Texto
○ ○ ○
El Principio de Arquímedes
El principio de Arquímedes es una ley física que establece que todo cuerpo sumergido en un fluido (líquido o gas) experimenta un empuje vertical hacia arriba igual al peso del fluido desalojado. Es decir, cuando introduces un objeto en un líquido, el líquido ejerce una fuerza hacia arriba sobre el objeto.

Imagina que sumerges una pelota en agua. La pelota desplaza una cierta cantidad de agua. El principio de Arquímedes dice que la fuerza que el agua ejerce sobre la pelota hacia arriba es igual al peso de esa cantidad de agua desplazada. Esta fuerza se llama empuje o fuerza de flotación.
Si el empuje es mayor que el peso del objeto, el objeto flotará. Si el empuje es menor que el peso del objeto, se hundirá. Si el empuje es igual al peso del objeto, el objeto permanecerá suspendido en el líquido. Piensa en un barco: aunque está hecho de acero (que es más denso que el agua), su forma le permite desplazar una gran cantidad de agua, generando un empuje suficiente para mantenerlo a flote.
○ ○ ○
Extractos de registros
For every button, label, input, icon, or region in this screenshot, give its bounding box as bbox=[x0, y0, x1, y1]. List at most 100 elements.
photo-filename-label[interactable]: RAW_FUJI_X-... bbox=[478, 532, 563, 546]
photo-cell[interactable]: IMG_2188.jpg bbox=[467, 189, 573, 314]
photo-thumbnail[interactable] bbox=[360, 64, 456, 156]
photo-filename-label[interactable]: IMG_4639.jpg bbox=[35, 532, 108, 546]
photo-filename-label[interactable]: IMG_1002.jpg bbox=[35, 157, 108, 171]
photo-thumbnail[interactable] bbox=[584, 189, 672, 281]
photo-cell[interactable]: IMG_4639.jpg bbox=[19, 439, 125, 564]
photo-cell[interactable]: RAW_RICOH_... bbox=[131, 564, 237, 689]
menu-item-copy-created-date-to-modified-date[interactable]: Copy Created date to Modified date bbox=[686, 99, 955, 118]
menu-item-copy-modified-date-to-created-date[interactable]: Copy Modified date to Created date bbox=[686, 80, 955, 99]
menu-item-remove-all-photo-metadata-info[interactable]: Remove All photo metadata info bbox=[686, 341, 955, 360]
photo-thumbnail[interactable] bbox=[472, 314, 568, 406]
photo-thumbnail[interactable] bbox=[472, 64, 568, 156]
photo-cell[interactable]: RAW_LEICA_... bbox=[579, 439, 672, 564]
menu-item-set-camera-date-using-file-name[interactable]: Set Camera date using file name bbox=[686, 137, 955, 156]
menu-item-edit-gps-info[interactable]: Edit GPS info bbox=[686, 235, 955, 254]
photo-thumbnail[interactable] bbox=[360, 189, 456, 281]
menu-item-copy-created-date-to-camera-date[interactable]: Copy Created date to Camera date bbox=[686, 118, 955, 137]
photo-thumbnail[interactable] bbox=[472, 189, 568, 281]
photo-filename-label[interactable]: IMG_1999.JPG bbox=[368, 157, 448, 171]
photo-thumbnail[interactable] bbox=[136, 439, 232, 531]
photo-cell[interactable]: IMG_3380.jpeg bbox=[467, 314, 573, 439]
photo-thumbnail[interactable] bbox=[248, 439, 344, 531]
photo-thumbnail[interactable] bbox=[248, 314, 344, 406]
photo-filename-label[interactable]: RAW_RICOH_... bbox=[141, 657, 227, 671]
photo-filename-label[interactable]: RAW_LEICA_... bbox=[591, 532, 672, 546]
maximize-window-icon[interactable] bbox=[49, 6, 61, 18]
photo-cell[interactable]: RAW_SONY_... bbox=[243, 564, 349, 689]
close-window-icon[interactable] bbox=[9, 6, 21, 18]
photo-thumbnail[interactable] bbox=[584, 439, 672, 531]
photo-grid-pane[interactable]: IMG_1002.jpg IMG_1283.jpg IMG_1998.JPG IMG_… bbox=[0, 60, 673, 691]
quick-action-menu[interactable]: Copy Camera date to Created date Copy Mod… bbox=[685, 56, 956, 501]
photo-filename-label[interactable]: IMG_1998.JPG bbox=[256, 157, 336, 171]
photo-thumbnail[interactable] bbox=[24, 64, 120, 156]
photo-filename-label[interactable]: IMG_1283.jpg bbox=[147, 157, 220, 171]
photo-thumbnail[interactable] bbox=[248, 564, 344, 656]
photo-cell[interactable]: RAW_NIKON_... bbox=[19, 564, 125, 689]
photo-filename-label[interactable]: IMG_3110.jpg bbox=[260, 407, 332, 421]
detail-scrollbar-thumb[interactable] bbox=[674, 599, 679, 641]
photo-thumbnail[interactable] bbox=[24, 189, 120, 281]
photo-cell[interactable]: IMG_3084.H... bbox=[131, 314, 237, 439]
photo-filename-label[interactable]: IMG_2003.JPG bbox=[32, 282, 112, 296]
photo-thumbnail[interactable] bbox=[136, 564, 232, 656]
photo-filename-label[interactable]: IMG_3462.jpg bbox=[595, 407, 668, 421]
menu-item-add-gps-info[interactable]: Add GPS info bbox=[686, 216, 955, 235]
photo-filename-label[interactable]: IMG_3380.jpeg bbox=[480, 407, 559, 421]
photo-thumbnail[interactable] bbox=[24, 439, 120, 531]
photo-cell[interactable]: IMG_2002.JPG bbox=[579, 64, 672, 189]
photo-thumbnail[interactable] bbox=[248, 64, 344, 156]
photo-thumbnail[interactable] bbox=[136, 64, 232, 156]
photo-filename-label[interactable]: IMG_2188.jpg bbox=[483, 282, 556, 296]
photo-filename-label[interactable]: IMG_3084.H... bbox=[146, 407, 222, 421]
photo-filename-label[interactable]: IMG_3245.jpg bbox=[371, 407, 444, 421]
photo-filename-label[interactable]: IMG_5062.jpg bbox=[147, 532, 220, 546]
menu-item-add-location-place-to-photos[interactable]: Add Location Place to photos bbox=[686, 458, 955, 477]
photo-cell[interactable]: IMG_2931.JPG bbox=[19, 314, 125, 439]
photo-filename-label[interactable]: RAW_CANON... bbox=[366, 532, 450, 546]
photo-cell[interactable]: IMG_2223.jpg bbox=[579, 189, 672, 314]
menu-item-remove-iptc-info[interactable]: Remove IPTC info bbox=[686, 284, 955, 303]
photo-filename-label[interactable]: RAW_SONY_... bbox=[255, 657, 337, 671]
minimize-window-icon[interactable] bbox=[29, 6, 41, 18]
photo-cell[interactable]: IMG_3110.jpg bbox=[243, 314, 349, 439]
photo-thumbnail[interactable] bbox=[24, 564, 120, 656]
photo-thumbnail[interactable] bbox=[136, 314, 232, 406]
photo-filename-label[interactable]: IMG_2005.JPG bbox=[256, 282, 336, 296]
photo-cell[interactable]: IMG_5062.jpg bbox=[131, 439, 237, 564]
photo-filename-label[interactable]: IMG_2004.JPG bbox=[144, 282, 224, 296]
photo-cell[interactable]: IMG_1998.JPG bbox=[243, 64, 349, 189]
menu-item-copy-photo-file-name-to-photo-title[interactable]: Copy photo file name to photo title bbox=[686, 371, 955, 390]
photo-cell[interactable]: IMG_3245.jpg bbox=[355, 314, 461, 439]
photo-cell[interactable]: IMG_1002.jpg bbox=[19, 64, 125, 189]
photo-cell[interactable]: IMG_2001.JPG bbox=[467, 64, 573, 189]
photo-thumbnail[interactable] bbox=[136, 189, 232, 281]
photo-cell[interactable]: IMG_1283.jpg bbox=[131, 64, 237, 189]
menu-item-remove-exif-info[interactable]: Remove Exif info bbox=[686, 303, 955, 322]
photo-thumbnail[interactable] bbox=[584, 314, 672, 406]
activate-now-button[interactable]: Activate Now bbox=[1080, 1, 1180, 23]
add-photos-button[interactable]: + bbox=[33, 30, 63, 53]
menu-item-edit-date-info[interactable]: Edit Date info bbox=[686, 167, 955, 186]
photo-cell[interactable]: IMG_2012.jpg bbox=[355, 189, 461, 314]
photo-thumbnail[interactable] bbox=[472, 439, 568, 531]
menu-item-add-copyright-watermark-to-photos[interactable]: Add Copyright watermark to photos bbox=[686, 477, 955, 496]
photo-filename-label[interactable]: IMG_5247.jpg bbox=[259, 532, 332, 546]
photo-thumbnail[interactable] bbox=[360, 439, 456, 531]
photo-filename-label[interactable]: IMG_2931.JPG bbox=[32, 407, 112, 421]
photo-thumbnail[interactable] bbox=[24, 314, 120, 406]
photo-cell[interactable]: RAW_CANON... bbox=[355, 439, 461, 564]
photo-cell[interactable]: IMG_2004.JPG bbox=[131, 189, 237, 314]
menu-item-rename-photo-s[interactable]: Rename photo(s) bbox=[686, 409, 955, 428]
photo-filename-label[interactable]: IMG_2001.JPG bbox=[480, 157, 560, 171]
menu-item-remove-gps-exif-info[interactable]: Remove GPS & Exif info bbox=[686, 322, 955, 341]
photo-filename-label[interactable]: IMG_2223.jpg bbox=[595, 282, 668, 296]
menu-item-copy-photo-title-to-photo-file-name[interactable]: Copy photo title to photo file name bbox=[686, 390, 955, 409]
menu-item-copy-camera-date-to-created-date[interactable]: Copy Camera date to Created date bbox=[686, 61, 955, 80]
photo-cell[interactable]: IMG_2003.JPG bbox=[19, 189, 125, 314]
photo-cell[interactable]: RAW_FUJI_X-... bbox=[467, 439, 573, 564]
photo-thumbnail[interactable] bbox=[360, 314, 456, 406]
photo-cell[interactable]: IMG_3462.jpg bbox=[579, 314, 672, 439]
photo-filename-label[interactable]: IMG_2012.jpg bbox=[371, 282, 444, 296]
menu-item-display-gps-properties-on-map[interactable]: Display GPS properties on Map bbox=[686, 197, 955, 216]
○ ○ ○
Consigna
Continúa el texto sobre el principio de Arquímedes a partir de su última oración.

Respuesta
El Huevo en Agua Dulce y Salada
Un huevo fresco tiene una densidad ligeramente mayor que la del agua dulce. Por lo tanto, cuando colocas un huevo en un vaso con agua dulce, el peso del huevo es mayor que el empuje del agua, y el huevo se hunde.

Ahora, ¿qué pasa cuando agregas sal al agua? Cuando disuelves sal en agua, estás aumentando la masa del agua sin aumentar significativamente su volumen. Esto significa que estás aumentando la densidad del agua. El agua salada es más densa que el agua dulce.
Cuando el agua se vuelve lo suficientemente salada, su densidad supera la densidad del huevo. En este punto, el empuje del agua salada sobre el huevo es mayor que el peso del huevo. Como resultado, el huevo flota. La fuerza de flotación es lo suficientemente fuerte para vencer la gravedad que tira del huevo hacia abajo.

Ejemplos Reales
Este mismo principio se aplica a muchas situaciones cotidianas. Por ejemplo, es más fácil flotar en el Mar Muerto que en una piscina. El Mar Muerto tiene una concentración extremadamente alta de sal, lo que lo hace muy denso, y por lo tanto, proporciona un gran empuje.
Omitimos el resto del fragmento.